(Directions) Give back the data exactly, with no images.

(Records shown)
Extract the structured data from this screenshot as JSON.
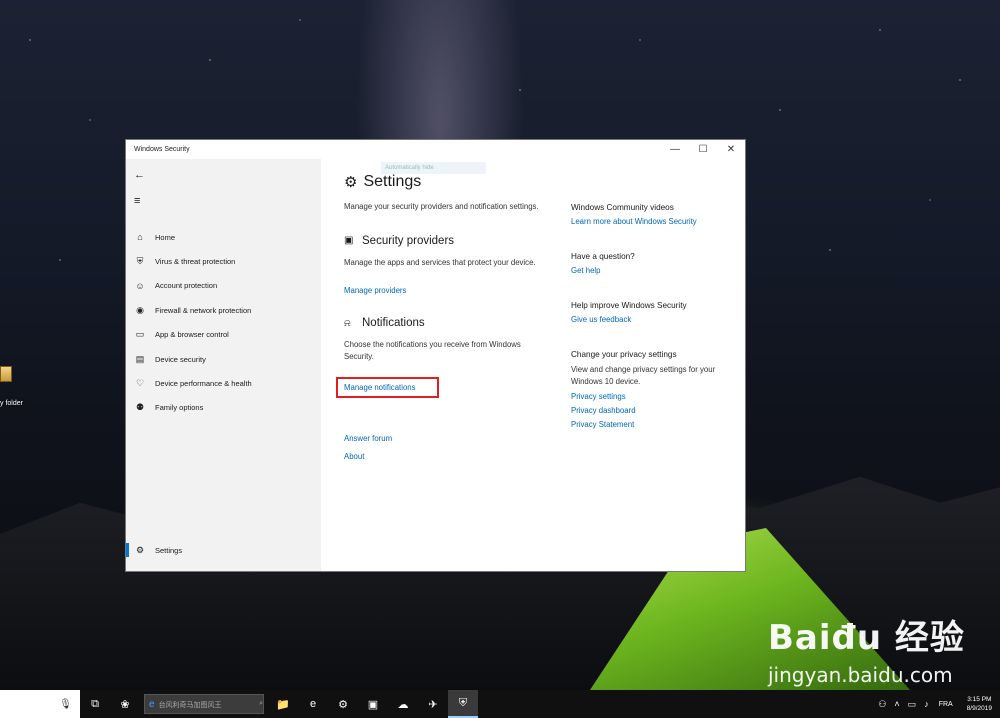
{
  "desktop": {
    "icon_label": "y folder",
    "watermark": {
      "logo": "Baiđu 经验",
      "url": "jingyan.baidu.com"
    }
  },
  "window": {
    "title": "Windows Security",
    "controls": {
      "minimize": "—",
      "maximize": "☐",
      "close": "✕"
    }
  },
  "sidebar": {
    "back": "←",
    "menu": "≡",
    "items": [
      {
        "label": "Home",
        "icon": "home-icon",
        "glyph": "⌂"
      },
      {
        "label": "Virus & threat protection",
        "icon": "shield-icon",
        "glyph": "⛨"
      },
      {
        "label": "Account protection",
        "icon": "person-icon",
        "glyph": "☺"
      },
      {
        "label": "Firewall & network protection",
        "icon": "wifi-icon",
        "glyph": "◉"
      },
      {
        "label": "App & browser control",
        "icon": "app-window-icon",
        "glyph": "▭"
      },
      {
        "label": "Device security",
        "icon": "laptop-icon",
        "glyph": "▤"
      },
      {
        "label": "Device performance & health",
        "icon": "heart-icon",
        "glyph": "♡"
      },
      {
        "label": "Family options",
        "icon": "family-icon",
        "glyph": "⚉"
      }
    ],
    "settings": {
      "label": "Settings",
      "glyph": "⚙"
    }
  },
  "main": {
    "ghost_text": "Automatically hide",
    "title": "Settings",
    "title_glyph": "⚙",
    "description": "Manage your security providers and notification settings.",
    "security_providers": {
      "title": "Security providers",
      "glyph": "▣",
      "description": "Manage the apps and services that protect your device.",
      "link": "Manage providers"
    },
    "notifications": {
      "title": "Notifications",
      "glyph": "⍾",
      "description": "Choose the notifications you receive from Windows Security.",
      "link": "Manage notifications"
    },
    "answer_forum": "Answer forum",
    "about": "About"
  },
  "right": {
    "community": {
      "heading": "Windows Community videos",
      "link": "Learn more about Windows Security"
    },
    "question": {
      "heading": "Have a question?",
      "link": "Get help"
    },
    "improve": {
      "heading": "Help improve Windows Security",
      "link": "Give us feedback"
    },
    "privacy": {
      "heading": "Change your privacy settings",
      "description": "View and change privacy settings for your Windows 10 device.",
      "links": [
        "Privacy settings",
        "Privacy dashboard",
        "Privacy Statement"
      ]
    }
  },
  "taskbar": {
    "mic": "🎙",
    "taskview": "⧉",
    "search_placeholder": "台风利奇马加图风王",
    "search_glyph": "⌕",
    "apps": [
      "❀",
      "📁",
      "e",
      "⚙",
      "▣",
      "☁",
      "✈",
      "⛨"
    ],
    "tray": {
      "people": "⚇",
      "chevron": "˄",
      "lang": "FRA",
      "time": "3:15 PM",
      "date": "8/9/2019"
    }
  },
  "colors": {
    "accent": "#0067b8",
    "highlight_box": "#e02020",
    "sidebar_bg": "#f2f2f2"
  }
}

(Result below)
Extract the structured data from this screenshot as JSON.
{
  "desktop": {
    "icon_label": "y folder",
    "watermark": {
      "logo": "Baiđu 经验",
      "url": "jingyan.baidu.com"
    }
  },
  "window": {
    "title": "Windows Security",
    "controls": {
      "minimize": "—",
      "maximize": "☐",
      "close": "✕"
    }
  },
  "sidebar": {
    "back": "←",
    "menu": "≡",
    "items": [
      {
        "label": "Home",
        "icon": "home-icon",
        "glyph": "⌂"
      },
      {
        "label": "Virus & threat protection",
        "icon": "shield-icon",
        "glyph": "⛨"
      },
      {
        "label": "Account protection",
        "icon": "person-icon",
        "glyph": "☺"
      },
      {
        "label": "Firewall & network protection",
        "icon": "wifi-icon",
        "glyph": "◉"
      },
      {
        "label": "App & browser control",
        "icon": "app-window-icon",
        "glyph": "▭"
      },
      {
        "label": "Device security",
        "icon": "laptop-icon",
        "glyph": "▤"
      },
      {
        "label": "Device performance & health",
        "icon": "heart-icon",
        "glyph": "♡"
      },
      {
        "label": "Family options",
        "icon": "family-icon",
        "glyph": "⚉"
      }
    ],
    "settings": {
      "label": "Settings",
      "glyph": "⚙"
    }
  },
  "main": {
    "ghost_text": "Automatically hide",
    "title": "Settings",
    "title_glyph": "⚙",
    "description": "Manage your security providers and notification settings.",
    "security_providers": {
      "title": "Security providers",
      "glyph": "▣",
      "description": "Manage the apps and services that protect your device.",
      "link": "Manage providers"
    },
    "notifications": {
      "title": "Notifications",
      "glyph": "⍾",
      "description": "Choose the notifications you receive from Windows Security.",
      "link": "Manage notifications"
    },
    "answer_forum": "Answer forum",
    "about": "About"
  },
  "right": {
    "community": {
      "heading": "Windows Community videos",
      "link": "Learn more about Windows Security"
    },
    "question": {
      "heading": "Have a question?",
      "link": "Get help"
    },
    "improve": {
      "heading": "Help improve Windows Security",
      "link": "Give us feedback"
    },
    "privacy": {
      "heading": "Change your privacy settings",
      "description": "View and change privacy settings for your Windows 10 device.",
      "links": [
        "Privacy settings",
        "Privacy dashboard",
        "Privacy Statement"
      ]
    }
  },
  "taskbar": {
    "mic": "🎙",
    "taskview": "⧉",
    "search_placeholder": "台风利奇马加图风王",
    "search_glyph": "⌕",
    "apps": [
      "❀",
      "📁",
      "e",
      "⚙",
      "▣",
      "☁",
      "✈",
      "⛨"
    ],
    "tray": {
      "people": "⚇",
      "chevron": "˄",
      "lang": "FRA",
      "time": "3:15 PM",
      "date": "8/9/2019"
    }
  },
  "colors": {
    "accent": "#0067b8",
    "highlight_box": "#e02020",
    "sidebar_bg": "#f2f2f2"
  }
}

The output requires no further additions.